BEGIN TEXT SEGMENT

Member of the Kentucky House of Representatives from the 9th district
- In office January 1, 1964 – January 1, 2007
- Preceded by: John M. Dixon
- Succeeded by: Myron Dossett

Personal details
- Born: August 17, 1927 Morristown, Tennessee
- Died: November 2, 2008 (aged 81) Hopkinsville, Kentucky
- Party: Democratic
- Education: University of Tennessee
- Profession: dairy farmer

= James E. Bruce =

American politician

James Edmond Bruce Sr. (August 17, 1927 – November 2, 2008) was a politician in the American state of Kentucky.

Bruce was the son of William Witt and Mossie (née Sharpe) Bruce, having been born in Morristown, Tennessee. In his early years, he attended the University of Tennessee and helped his father on the family's dairy farm. After the family sold the farm in 1940, they relocated to Christian County, Kentucky where they maintained another farm, and upon his father's death in 1975, James assumed operations of it.

END TEXT SEGMENT

:: PROBLEM DESCRIPTION ::
Reproduce the passage of the James E. Bruce biography between "Personal details" and "state of Kentucky.", inclusive.

BEGIN DATA ENTRIES

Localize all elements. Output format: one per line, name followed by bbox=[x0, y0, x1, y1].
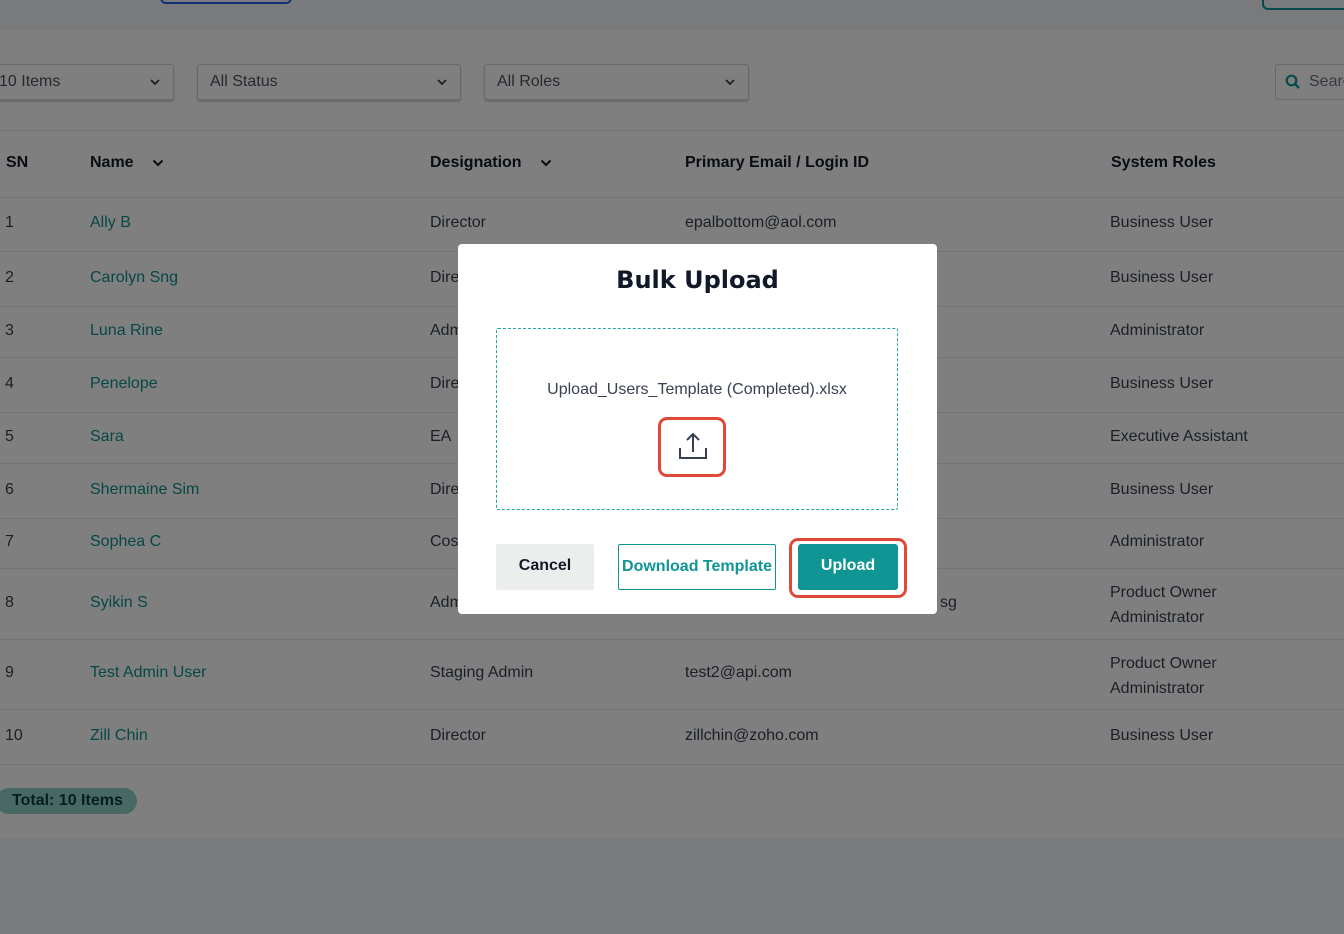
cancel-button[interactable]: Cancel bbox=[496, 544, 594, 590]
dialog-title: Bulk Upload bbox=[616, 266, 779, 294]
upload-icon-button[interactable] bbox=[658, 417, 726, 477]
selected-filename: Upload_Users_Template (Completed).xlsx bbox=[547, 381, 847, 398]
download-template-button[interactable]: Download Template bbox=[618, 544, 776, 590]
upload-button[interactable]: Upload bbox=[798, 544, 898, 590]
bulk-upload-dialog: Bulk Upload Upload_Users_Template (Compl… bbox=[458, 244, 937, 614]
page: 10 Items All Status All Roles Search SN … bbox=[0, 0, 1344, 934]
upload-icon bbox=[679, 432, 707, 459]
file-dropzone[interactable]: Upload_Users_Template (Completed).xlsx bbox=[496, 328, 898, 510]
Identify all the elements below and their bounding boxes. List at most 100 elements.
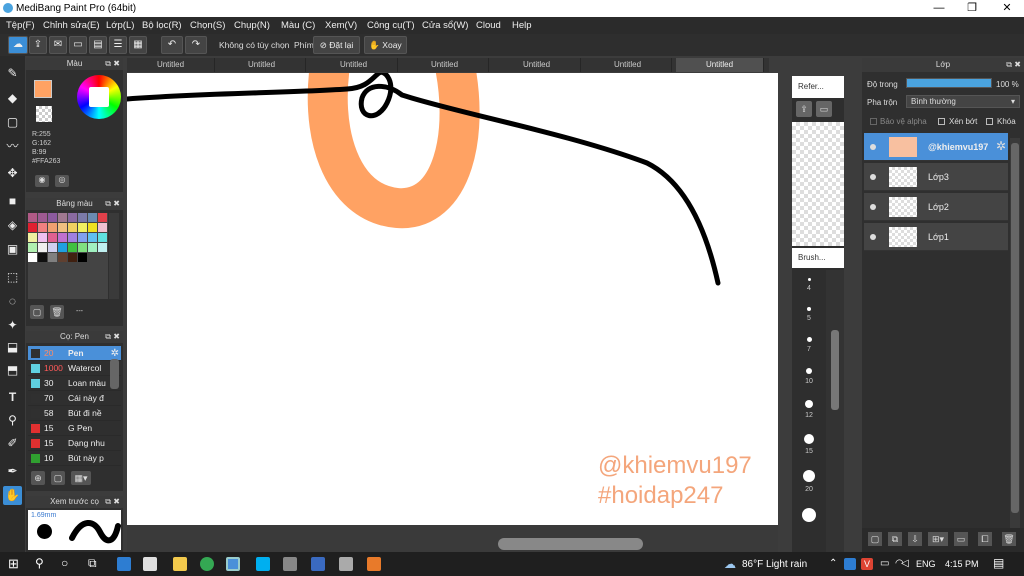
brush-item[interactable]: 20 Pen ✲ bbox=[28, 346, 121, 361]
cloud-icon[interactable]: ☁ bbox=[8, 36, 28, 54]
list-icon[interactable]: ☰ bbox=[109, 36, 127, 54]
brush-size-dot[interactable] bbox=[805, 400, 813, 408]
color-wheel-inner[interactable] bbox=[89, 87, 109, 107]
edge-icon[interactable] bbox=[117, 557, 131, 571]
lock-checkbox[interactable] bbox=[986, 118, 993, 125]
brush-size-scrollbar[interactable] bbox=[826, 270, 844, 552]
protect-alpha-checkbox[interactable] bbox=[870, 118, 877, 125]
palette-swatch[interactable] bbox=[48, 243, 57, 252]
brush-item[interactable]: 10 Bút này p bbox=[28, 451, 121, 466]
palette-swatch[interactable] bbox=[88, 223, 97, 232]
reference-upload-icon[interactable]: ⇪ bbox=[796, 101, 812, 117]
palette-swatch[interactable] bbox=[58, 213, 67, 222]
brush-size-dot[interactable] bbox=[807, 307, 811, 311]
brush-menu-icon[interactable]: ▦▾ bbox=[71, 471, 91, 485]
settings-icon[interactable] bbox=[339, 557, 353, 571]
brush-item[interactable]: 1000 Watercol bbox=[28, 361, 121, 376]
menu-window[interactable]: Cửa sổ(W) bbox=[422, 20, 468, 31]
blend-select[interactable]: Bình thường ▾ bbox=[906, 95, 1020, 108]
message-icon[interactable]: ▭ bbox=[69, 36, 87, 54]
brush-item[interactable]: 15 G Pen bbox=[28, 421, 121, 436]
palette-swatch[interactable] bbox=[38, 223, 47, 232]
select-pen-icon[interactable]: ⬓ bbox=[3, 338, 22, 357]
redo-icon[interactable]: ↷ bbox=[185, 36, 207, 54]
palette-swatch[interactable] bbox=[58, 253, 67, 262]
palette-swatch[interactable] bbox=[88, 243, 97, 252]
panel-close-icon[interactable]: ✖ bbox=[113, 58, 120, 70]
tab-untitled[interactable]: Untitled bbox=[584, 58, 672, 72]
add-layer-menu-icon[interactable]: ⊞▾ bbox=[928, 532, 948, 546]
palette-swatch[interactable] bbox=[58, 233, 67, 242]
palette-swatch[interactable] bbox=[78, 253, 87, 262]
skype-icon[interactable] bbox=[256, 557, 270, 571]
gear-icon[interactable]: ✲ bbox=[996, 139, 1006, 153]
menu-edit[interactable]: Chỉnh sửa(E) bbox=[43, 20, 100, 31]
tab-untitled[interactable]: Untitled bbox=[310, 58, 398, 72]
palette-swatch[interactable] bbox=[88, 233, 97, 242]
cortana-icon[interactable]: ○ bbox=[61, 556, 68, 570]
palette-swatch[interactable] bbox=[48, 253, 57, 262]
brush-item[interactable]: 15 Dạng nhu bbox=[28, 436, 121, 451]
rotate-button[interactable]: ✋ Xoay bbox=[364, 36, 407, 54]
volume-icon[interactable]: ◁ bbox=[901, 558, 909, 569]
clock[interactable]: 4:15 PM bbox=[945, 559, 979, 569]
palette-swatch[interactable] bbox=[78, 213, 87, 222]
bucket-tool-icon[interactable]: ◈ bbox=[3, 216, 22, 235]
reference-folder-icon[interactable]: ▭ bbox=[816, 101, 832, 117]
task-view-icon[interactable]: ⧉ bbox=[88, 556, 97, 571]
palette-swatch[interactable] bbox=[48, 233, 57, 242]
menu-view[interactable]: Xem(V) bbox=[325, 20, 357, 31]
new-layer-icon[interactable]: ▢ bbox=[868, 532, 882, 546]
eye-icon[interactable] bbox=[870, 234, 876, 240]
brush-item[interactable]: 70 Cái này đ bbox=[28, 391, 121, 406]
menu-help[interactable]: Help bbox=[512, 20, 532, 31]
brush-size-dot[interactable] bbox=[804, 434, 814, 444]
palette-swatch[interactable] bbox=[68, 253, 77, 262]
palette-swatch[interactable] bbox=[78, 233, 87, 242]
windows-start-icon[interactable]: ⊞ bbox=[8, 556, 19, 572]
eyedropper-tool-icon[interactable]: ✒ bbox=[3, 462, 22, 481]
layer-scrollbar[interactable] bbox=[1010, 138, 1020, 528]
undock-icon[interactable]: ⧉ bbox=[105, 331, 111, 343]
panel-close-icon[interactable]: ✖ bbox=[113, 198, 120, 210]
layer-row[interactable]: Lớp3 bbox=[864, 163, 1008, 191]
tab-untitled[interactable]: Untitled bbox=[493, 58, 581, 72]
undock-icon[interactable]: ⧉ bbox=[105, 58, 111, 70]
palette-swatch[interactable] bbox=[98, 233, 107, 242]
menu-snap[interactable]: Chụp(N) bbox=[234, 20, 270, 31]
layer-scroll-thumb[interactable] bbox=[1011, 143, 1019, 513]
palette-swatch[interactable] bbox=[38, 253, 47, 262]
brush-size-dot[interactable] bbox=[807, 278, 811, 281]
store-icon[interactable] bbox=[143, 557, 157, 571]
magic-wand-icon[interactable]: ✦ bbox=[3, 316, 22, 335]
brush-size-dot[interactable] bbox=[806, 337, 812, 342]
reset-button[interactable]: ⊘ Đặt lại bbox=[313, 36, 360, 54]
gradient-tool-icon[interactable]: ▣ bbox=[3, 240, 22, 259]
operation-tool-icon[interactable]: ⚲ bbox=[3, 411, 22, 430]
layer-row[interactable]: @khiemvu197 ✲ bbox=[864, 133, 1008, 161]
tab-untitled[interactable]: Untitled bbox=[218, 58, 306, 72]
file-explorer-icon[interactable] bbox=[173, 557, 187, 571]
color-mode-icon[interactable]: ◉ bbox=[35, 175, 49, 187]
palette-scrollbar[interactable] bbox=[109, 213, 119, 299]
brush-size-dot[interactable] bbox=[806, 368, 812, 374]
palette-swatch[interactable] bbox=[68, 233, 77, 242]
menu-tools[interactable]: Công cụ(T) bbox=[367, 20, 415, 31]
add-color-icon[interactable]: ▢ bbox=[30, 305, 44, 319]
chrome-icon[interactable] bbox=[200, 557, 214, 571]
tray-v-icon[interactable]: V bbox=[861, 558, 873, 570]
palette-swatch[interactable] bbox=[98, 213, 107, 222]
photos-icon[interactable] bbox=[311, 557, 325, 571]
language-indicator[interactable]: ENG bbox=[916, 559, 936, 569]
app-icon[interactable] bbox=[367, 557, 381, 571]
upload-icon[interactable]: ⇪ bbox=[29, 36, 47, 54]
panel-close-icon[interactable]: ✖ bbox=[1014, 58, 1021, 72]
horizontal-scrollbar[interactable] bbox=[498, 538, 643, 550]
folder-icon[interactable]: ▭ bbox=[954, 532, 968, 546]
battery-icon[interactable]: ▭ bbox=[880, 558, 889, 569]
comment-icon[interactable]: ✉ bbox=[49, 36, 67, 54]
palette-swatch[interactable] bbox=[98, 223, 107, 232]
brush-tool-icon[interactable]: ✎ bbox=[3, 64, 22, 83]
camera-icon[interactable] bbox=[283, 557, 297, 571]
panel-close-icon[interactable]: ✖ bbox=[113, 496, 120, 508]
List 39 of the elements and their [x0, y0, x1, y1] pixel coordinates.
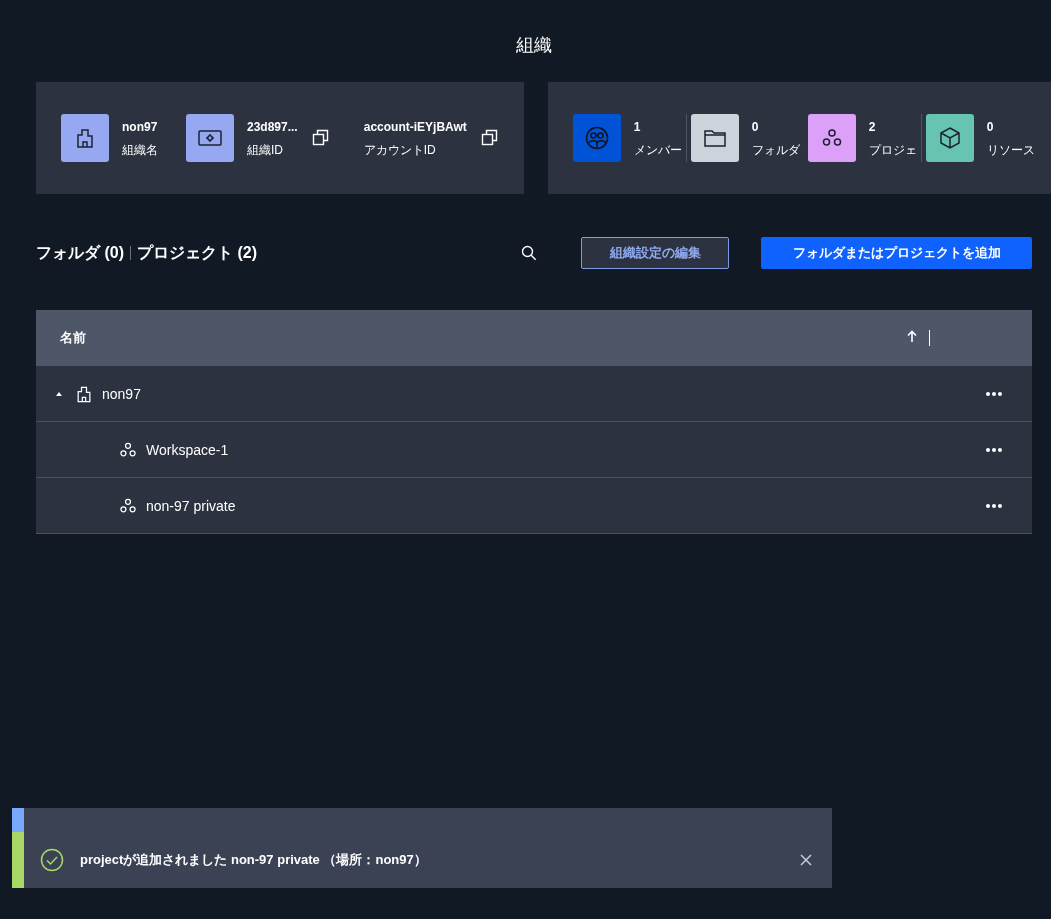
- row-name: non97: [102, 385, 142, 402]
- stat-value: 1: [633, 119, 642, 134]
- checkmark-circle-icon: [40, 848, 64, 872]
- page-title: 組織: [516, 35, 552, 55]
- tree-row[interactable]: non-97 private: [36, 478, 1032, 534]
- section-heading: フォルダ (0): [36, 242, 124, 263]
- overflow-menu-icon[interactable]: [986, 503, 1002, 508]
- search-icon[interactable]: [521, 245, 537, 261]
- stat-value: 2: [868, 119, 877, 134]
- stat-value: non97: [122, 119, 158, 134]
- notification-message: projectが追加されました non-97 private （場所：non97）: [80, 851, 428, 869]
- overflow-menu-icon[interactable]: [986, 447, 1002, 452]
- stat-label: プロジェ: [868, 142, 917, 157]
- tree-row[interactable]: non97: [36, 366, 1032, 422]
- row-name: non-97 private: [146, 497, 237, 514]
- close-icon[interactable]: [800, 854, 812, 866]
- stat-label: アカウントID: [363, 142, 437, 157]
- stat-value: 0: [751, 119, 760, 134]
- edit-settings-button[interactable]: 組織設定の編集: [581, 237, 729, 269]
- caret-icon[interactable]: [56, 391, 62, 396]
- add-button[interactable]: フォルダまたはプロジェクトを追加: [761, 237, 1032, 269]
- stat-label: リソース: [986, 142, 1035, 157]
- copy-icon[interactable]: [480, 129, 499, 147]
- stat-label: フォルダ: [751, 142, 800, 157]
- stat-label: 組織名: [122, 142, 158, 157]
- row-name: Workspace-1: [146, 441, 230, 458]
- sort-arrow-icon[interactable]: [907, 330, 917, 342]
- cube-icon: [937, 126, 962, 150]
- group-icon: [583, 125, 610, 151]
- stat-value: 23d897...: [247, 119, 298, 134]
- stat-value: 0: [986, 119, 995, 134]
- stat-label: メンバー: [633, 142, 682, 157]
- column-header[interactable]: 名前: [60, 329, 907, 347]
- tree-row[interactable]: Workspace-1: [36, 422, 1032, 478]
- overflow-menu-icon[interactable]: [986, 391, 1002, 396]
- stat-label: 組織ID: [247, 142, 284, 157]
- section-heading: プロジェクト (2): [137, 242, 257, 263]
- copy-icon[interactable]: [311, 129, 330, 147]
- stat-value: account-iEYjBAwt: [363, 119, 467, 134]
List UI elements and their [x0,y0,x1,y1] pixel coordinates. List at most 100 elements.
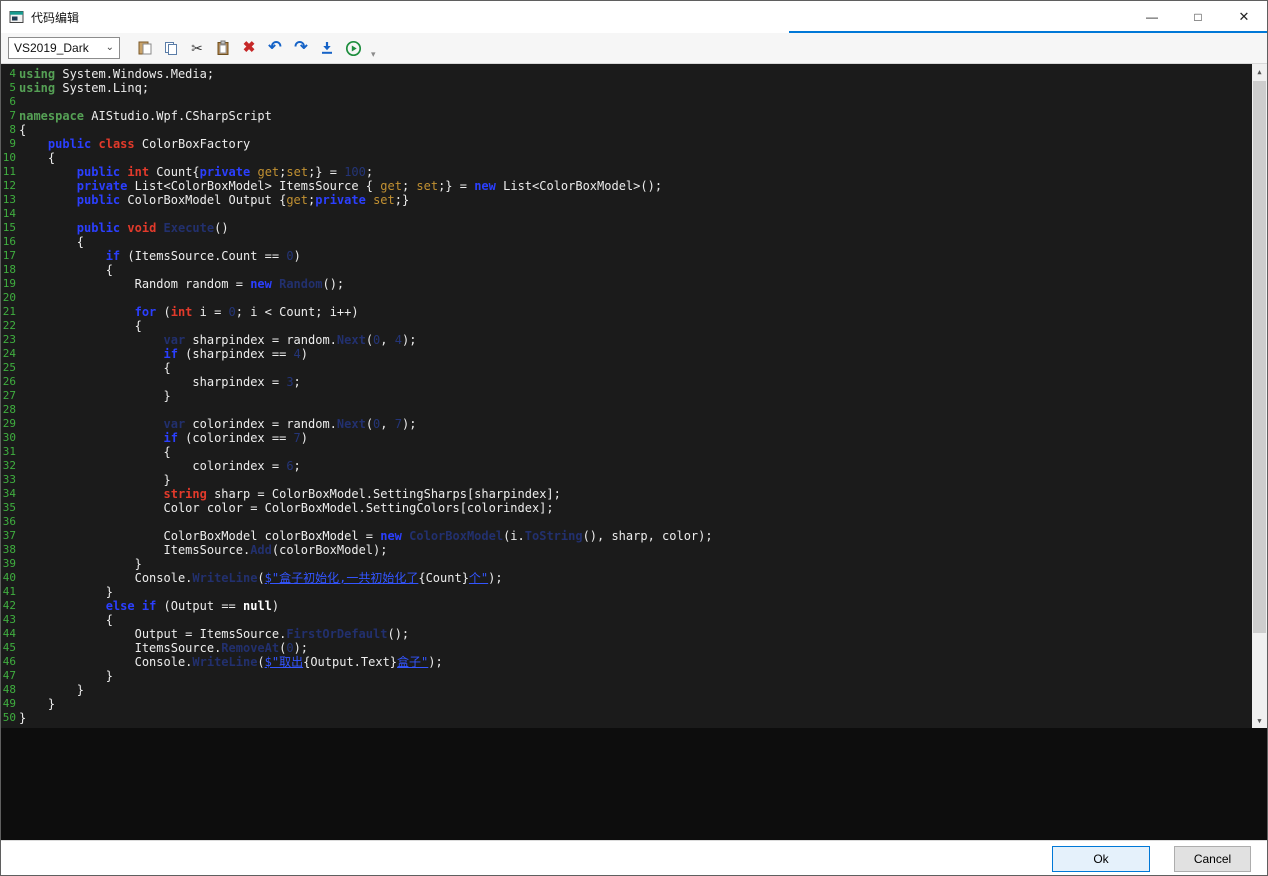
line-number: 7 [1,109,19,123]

END DATA ENTRIES

:: TASK SOLUTION ::
Personal details
- Born: August 17, 1927 Morristown, Tennessee
- Died: November 2, 2008 (aged 81) Hopkinsville, Kentucky
- Party: Democratic
- Education: University of Tennessee
- Profession: dairy farmer

= James E. Bruce =

American politician

James Edmond Bruce Sr. (August 17, 1927 – November 2, 2008) was a politician in the American state of Kentucky.